## INPUT RECORDS
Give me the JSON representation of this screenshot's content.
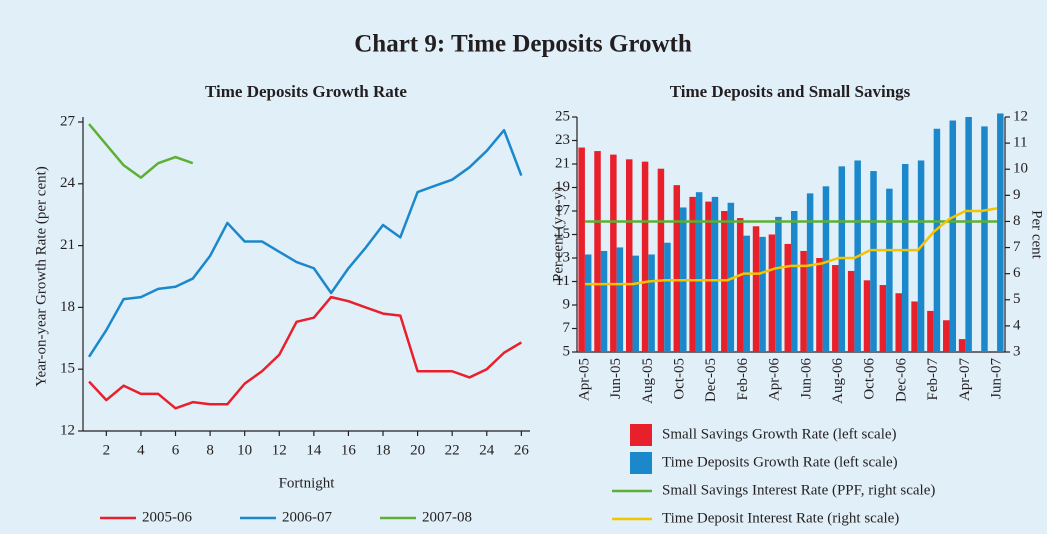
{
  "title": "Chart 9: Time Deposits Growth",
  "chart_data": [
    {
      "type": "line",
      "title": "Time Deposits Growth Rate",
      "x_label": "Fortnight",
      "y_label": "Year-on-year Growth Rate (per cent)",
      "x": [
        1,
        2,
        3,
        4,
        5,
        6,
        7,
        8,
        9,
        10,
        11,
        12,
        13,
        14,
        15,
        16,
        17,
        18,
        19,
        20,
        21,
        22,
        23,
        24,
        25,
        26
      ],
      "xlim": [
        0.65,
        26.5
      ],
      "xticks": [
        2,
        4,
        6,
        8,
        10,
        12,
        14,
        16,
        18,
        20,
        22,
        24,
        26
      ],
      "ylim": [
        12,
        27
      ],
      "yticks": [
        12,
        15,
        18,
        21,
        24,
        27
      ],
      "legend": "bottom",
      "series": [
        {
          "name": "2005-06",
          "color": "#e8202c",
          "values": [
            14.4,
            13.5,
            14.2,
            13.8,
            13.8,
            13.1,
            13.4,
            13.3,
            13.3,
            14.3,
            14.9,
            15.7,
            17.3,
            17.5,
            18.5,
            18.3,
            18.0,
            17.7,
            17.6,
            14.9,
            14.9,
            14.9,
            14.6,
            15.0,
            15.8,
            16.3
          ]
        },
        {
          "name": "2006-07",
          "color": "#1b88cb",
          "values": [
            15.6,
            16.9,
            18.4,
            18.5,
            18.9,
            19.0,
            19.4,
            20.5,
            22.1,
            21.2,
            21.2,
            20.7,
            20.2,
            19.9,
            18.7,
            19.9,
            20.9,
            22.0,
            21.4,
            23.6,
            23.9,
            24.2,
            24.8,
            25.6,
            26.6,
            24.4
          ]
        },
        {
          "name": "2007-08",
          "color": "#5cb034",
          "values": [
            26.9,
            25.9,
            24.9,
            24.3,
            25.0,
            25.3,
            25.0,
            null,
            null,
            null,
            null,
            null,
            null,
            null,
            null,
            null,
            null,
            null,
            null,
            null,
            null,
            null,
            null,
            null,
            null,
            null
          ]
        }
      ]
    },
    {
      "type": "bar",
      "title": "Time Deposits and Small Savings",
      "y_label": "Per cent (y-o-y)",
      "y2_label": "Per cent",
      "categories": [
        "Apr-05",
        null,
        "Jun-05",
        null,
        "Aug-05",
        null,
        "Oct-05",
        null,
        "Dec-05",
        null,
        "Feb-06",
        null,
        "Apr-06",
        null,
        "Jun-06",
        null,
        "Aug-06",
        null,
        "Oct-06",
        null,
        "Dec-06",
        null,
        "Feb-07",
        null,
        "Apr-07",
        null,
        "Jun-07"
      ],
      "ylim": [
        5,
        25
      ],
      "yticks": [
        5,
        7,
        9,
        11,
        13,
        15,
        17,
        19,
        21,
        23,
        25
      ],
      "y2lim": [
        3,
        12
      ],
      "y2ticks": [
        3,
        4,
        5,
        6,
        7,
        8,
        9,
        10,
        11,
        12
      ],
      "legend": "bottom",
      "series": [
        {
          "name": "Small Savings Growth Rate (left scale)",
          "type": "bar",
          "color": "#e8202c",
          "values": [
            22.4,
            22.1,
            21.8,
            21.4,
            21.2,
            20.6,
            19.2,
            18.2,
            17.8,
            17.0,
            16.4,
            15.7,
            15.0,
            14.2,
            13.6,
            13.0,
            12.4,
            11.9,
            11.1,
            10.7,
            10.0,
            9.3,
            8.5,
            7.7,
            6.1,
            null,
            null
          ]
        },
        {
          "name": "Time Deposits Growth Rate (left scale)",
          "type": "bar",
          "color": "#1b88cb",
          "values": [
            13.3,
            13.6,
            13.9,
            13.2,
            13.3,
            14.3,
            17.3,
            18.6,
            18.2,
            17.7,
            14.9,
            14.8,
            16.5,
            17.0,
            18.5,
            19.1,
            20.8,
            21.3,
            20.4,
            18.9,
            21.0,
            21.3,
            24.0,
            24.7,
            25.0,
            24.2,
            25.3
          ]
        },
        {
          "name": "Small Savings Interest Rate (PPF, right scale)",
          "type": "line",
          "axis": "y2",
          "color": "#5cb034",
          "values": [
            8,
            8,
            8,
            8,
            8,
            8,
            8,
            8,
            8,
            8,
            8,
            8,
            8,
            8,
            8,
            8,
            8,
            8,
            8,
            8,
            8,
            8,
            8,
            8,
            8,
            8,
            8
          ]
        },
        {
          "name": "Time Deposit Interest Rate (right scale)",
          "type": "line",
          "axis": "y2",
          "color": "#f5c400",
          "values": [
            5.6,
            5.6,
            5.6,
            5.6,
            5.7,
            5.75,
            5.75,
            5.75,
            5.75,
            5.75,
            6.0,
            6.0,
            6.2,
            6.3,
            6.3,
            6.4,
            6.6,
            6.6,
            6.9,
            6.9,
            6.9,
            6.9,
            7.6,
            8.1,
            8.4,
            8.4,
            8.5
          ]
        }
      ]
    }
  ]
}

## SET EXERCISE
Gather each line from the entries above that includes the word "Rate".

## REPLY
      "title": "Time Deposits Growth Rate",
      "y_label": "Year-on-year Growth Rate (per cent)",
          "name": "Small Savings Growth Rate (left scale)",
          "name": "Time Deposits Growth Rate (left scale)",
          "name": "Small Savings Interest Rate (PPF, right scale)",
          "name": "Time Deposit Interest Rate (right scale)",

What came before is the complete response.